- **RAW DATA**:
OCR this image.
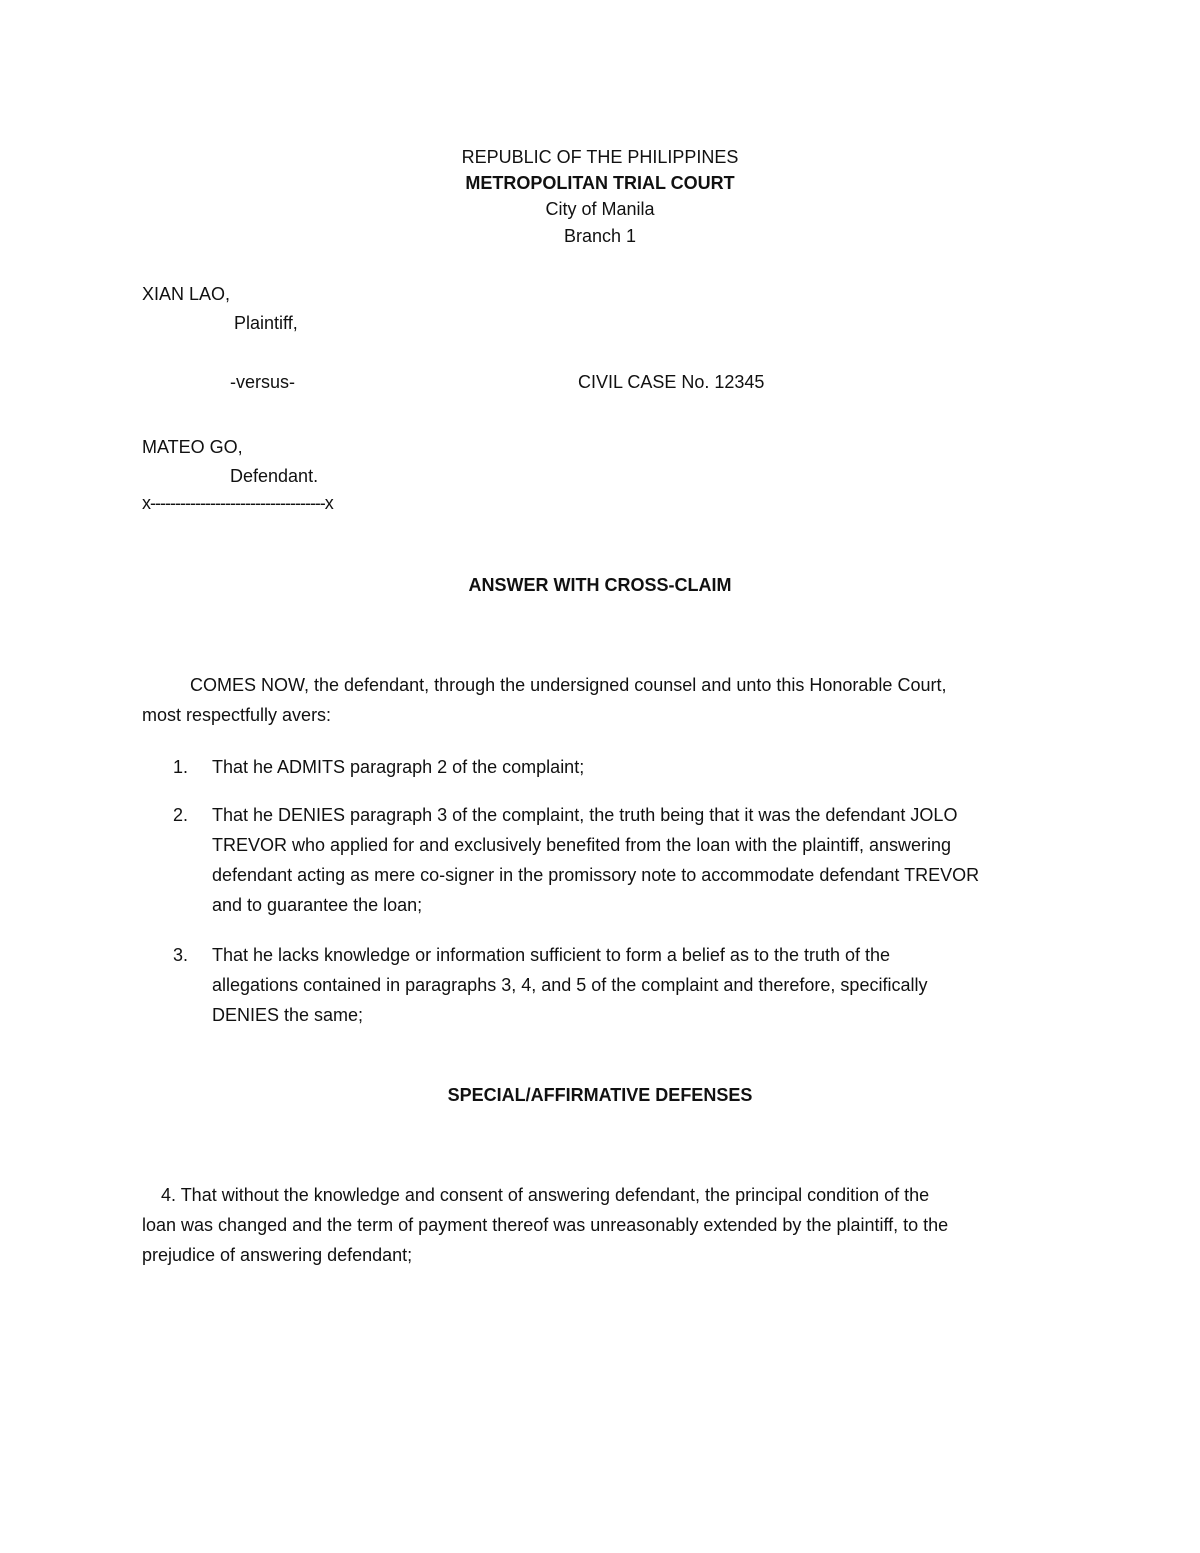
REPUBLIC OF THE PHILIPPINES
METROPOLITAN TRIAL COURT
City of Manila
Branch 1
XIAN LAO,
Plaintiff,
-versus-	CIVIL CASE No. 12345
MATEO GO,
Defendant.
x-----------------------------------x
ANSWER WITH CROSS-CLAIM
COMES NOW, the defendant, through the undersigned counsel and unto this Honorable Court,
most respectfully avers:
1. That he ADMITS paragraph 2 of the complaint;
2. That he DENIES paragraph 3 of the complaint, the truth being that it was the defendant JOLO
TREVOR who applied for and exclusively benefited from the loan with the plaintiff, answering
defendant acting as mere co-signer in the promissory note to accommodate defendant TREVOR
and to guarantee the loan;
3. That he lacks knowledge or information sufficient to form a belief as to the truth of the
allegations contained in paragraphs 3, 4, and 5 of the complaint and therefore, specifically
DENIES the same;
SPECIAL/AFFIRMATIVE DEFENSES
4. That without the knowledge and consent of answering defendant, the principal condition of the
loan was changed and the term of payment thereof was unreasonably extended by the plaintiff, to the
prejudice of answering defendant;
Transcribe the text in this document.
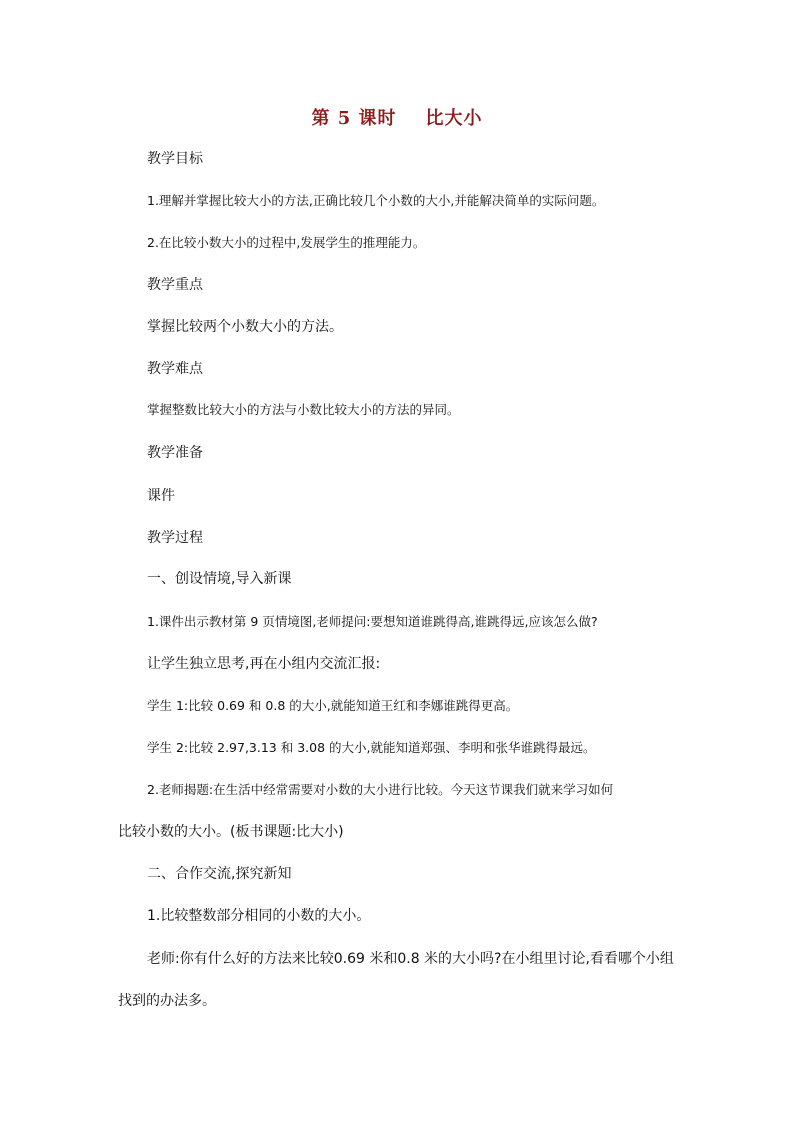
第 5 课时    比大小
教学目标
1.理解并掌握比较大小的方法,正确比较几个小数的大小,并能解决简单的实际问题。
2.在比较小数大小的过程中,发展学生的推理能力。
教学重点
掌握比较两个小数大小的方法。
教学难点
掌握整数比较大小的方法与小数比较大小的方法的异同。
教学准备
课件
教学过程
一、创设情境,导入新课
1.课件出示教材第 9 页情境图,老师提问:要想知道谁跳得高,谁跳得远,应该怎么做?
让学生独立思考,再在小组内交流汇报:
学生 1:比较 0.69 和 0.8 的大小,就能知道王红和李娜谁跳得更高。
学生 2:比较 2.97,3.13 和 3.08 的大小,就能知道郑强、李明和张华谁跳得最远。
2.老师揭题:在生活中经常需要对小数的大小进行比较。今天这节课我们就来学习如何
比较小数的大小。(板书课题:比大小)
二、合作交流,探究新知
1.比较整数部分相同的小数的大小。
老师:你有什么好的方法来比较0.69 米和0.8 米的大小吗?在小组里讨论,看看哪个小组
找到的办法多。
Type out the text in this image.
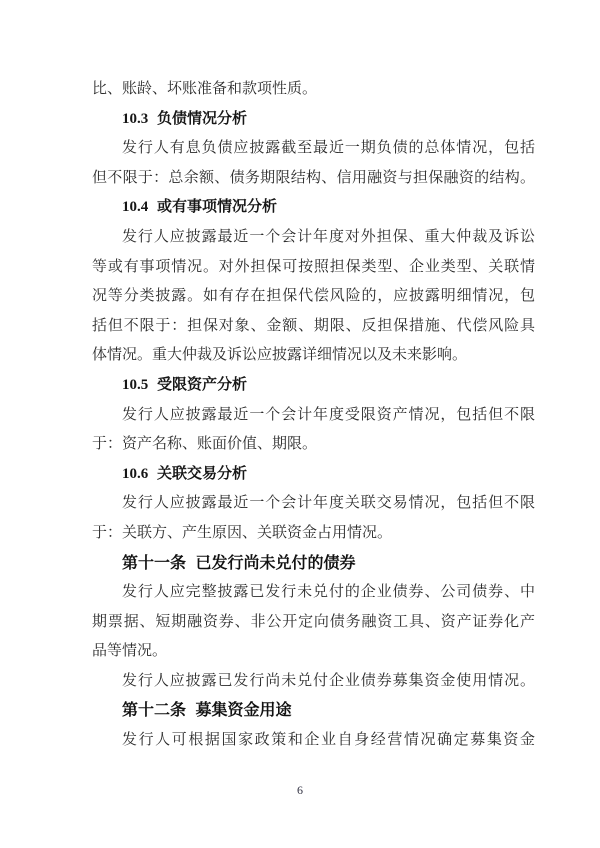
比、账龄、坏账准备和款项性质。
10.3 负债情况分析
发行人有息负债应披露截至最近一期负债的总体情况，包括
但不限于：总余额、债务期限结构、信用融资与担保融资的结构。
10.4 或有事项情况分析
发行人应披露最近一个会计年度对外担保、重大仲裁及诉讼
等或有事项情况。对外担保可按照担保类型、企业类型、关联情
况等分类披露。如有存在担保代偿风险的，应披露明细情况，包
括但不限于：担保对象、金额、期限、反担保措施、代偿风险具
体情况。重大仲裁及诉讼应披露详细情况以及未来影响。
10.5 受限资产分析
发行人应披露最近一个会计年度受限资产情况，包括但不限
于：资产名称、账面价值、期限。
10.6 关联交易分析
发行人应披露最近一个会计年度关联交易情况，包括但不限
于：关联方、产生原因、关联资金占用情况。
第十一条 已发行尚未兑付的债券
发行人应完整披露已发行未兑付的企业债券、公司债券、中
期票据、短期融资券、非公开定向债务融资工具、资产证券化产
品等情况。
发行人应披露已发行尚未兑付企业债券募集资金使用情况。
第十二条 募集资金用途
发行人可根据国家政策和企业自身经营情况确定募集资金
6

- **WHAT YOU NEED TO DO**: Tell how many lines of the data include the word "answering", and nothing else.

- **ANSWER TO THE EXERCISE**: 3